> WHAT THE TASK ASKS:
Review the lines that follow and copy each one that contains the word "triangle".
** BEGIN RECORDS FOR THE EXERCISE **
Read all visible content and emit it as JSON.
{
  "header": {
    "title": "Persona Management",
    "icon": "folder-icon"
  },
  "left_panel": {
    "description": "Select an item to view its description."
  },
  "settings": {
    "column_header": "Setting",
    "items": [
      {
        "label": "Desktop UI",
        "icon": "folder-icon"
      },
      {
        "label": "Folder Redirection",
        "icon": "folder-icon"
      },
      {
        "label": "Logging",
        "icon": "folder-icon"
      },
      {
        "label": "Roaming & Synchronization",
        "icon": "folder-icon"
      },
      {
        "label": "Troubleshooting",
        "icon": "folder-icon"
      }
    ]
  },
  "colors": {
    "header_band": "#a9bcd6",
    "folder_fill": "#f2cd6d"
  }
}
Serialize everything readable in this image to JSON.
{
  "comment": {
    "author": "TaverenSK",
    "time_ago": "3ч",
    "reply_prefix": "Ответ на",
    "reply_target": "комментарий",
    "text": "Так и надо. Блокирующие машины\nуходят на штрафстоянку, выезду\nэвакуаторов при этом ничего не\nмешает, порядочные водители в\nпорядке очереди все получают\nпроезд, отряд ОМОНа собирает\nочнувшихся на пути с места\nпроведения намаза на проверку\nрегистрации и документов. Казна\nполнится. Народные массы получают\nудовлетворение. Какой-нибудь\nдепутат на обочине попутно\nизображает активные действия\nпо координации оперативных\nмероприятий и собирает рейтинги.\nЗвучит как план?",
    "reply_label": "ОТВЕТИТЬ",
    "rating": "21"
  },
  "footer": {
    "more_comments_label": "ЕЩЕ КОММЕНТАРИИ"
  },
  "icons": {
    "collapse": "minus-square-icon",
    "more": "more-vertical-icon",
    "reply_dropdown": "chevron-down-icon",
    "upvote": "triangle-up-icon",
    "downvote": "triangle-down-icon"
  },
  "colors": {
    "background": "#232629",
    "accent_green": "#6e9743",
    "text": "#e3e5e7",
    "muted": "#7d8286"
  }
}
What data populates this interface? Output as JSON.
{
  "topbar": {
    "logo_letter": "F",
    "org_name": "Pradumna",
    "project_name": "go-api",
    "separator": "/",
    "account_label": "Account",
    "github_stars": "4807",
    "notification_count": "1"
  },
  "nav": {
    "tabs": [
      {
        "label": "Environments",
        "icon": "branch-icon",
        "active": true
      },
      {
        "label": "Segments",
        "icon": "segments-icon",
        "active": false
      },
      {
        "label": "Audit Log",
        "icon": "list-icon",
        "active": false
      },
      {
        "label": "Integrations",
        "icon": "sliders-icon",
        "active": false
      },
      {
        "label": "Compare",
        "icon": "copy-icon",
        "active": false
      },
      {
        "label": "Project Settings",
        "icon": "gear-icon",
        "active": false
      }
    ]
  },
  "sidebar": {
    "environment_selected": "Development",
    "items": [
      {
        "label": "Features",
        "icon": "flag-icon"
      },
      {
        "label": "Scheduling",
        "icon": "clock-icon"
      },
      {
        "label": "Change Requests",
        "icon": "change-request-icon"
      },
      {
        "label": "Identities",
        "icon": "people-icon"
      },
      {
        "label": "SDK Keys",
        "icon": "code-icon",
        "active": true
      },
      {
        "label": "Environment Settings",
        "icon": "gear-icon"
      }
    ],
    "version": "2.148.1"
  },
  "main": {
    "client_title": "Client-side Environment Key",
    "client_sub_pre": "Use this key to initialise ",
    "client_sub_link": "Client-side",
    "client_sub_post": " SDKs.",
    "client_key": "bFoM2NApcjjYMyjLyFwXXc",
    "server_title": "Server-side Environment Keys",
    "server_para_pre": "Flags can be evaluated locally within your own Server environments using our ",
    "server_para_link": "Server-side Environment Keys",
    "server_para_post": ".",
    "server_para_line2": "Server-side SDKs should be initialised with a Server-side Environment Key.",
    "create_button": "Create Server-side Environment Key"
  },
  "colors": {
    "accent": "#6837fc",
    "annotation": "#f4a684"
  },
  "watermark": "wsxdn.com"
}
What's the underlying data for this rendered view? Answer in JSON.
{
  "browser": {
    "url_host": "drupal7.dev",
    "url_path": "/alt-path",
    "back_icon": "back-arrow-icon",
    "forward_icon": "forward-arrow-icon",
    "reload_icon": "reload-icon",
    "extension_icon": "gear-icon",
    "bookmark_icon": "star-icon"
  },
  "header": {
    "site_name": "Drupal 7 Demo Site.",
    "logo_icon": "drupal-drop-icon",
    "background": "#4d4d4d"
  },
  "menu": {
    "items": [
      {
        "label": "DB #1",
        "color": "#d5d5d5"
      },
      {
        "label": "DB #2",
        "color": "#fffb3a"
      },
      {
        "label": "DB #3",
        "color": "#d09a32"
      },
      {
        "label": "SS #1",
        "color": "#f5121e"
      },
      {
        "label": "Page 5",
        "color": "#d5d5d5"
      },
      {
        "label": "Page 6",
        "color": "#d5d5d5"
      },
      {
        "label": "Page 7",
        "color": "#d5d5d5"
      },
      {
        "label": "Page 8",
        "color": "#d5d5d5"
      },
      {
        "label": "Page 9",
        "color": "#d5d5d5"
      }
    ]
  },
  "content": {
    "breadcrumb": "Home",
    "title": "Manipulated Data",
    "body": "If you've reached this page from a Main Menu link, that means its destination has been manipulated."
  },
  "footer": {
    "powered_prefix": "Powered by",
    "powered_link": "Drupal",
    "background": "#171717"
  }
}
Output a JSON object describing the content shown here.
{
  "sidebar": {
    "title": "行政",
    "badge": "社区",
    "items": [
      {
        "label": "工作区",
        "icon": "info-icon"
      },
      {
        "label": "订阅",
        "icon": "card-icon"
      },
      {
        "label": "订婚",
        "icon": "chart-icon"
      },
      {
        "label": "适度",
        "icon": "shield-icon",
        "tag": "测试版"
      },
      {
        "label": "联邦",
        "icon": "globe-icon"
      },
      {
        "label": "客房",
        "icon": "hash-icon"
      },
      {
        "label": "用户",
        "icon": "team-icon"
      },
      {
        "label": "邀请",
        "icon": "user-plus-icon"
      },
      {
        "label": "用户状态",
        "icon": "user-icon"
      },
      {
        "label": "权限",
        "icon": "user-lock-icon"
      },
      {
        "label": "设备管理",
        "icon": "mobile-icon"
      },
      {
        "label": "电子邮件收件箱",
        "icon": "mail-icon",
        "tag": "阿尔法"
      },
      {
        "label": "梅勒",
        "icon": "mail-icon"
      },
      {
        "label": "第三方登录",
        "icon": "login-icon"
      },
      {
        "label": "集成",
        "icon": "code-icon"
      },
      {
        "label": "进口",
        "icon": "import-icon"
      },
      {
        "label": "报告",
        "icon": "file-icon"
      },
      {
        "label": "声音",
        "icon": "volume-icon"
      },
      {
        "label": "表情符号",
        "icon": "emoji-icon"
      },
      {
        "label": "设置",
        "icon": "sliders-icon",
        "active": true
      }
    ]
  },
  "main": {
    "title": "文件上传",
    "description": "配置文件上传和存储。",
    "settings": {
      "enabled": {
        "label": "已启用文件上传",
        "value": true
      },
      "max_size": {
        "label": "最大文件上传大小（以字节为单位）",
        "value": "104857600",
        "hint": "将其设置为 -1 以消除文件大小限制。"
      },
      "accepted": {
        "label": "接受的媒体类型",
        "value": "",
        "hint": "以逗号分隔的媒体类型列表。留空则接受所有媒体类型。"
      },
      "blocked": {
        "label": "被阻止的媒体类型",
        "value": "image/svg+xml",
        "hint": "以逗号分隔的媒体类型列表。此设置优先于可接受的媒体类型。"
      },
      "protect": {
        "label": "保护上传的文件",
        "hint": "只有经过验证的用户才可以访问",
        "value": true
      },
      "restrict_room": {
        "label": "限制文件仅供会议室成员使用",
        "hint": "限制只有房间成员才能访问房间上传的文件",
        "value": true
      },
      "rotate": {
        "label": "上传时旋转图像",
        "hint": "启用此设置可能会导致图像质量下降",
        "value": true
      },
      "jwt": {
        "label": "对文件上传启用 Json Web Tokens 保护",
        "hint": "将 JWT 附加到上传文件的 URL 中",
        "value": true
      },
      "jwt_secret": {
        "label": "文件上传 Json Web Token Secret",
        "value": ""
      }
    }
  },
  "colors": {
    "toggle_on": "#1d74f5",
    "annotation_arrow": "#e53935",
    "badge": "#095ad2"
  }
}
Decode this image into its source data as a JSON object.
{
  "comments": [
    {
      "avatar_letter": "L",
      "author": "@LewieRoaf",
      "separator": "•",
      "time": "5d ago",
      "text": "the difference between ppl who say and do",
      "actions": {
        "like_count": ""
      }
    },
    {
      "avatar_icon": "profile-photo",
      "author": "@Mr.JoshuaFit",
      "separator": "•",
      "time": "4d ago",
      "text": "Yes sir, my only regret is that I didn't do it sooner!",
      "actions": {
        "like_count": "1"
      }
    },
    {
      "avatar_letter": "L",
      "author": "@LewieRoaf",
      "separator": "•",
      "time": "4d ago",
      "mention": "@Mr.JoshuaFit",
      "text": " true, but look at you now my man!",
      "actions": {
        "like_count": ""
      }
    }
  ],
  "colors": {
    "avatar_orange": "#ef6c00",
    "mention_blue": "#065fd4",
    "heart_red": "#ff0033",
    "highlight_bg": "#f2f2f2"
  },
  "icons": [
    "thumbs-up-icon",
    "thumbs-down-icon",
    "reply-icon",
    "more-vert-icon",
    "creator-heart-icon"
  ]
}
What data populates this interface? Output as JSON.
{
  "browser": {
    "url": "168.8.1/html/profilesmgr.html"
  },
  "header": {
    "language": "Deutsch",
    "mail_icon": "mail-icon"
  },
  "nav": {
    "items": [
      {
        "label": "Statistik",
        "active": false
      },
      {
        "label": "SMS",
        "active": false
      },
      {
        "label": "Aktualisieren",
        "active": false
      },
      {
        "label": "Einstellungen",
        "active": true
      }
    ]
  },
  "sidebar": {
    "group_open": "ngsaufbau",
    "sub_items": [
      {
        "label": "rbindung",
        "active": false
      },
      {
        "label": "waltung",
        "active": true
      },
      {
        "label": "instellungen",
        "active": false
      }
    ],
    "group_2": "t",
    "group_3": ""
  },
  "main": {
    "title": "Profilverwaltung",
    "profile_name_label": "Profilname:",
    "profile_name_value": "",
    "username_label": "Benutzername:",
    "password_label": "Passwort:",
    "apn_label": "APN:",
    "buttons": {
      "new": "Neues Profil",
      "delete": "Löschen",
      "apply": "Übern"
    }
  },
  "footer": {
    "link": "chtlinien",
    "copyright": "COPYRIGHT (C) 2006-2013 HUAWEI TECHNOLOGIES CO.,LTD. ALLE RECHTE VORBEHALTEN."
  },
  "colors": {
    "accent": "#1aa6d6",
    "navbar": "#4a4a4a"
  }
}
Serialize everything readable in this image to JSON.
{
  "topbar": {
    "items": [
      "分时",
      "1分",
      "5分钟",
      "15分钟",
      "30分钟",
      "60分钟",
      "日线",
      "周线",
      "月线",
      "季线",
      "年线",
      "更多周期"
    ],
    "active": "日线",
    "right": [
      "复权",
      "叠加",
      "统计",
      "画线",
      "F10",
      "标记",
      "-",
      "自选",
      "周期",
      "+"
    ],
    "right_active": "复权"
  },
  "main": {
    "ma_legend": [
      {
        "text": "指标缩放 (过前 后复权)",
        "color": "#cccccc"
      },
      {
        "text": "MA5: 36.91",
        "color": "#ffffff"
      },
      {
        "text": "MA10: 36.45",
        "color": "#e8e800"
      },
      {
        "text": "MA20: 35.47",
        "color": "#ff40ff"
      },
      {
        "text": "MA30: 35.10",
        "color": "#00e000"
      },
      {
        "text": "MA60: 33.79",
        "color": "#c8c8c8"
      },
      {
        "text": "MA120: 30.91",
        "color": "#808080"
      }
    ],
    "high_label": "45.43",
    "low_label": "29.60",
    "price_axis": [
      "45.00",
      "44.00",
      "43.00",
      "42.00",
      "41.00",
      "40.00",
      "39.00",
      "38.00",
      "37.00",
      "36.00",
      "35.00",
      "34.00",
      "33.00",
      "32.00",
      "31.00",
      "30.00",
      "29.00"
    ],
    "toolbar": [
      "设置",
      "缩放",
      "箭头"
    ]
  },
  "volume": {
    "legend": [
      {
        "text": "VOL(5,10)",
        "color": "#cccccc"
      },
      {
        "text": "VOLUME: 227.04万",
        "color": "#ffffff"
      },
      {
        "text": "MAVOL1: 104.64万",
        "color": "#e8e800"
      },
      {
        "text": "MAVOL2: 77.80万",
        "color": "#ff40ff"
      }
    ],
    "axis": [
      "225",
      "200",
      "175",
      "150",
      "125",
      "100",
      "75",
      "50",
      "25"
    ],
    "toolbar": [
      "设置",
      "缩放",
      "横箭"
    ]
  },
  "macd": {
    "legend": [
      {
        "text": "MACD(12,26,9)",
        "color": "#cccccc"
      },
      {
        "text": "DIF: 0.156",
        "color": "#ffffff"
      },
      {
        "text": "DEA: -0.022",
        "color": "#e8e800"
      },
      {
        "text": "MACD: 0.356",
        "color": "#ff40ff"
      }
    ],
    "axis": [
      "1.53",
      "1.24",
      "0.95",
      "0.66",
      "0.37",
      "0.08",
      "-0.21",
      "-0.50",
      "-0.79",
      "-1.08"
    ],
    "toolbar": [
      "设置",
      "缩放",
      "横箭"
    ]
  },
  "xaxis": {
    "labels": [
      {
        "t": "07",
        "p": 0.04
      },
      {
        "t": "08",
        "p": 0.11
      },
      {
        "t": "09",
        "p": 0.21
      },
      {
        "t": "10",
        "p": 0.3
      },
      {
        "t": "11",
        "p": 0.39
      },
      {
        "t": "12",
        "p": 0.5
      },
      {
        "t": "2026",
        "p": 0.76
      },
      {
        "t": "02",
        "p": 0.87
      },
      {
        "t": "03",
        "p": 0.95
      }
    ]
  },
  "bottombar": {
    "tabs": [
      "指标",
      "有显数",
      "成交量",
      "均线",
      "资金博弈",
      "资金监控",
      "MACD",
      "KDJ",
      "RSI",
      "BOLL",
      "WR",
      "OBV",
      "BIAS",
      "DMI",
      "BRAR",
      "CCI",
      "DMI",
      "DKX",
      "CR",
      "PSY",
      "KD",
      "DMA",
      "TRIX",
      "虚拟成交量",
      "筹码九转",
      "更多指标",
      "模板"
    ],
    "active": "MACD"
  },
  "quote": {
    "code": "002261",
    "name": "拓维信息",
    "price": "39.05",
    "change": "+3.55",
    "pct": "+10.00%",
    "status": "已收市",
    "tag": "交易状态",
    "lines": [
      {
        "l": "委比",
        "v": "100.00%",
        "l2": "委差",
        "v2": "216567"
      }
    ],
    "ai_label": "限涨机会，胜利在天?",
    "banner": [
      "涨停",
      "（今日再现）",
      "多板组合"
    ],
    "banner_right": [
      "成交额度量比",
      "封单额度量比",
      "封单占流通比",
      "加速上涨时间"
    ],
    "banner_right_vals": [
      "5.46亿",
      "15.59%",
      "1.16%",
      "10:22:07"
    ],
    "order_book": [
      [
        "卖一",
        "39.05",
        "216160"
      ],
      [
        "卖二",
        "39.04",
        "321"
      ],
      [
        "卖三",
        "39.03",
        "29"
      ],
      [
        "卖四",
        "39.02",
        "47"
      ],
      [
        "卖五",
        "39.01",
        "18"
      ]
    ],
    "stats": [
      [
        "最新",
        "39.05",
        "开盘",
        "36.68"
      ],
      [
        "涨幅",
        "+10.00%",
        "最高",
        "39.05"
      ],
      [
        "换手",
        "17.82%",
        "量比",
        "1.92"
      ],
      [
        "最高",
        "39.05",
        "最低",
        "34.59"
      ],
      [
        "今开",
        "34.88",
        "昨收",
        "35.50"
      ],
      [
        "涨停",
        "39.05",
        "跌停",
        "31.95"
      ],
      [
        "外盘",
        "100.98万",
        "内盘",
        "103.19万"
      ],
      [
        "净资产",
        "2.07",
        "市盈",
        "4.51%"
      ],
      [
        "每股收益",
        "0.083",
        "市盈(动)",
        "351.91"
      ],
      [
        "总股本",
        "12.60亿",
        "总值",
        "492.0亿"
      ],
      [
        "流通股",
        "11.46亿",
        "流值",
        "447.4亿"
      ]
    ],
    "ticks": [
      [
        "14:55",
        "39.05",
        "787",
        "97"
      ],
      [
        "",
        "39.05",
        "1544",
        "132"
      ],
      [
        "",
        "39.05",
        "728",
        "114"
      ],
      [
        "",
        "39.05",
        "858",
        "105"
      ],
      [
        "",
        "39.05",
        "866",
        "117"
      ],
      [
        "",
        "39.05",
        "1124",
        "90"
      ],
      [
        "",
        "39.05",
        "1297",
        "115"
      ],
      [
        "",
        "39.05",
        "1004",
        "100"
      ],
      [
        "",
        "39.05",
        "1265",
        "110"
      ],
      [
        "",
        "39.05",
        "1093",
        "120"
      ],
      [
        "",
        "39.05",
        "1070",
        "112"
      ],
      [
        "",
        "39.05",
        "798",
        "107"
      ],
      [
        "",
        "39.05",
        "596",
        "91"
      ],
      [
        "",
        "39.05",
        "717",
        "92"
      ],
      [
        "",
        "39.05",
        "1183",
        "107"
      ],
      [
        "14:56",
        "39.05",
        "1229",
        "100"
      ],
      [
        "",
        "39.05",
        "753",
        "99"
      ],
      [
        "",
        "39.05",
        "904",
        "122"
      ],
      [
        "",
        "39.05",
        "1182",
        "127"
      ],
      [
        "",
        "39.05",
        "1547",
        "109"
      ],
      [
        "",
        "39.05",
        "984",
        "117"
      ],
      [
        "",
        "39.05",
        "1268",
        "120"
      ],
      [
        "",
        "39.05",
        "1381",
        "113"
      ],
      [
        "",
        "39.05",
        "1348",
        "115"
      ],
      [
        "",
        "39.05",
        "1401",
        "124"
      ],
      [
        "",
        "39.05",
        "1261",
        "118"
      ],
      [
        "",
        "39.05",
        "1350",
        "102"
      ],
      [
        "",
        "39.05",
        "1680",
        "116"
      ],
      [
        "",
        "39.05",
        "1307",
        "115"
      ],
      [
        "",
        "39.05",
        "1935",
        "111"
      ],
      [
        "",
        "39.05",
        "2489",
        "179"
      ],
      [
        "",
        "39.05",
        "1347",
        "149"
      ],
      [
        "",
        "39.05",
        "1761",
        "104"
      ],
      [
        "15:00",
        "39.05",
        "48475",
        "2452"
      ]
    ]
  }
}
** END RECORDS FOR THE EXERCISE **
> EXERCISE OUTPUT:
    "upvote": "triangle-up-icon",
    "downvote": "triangle-down-icon"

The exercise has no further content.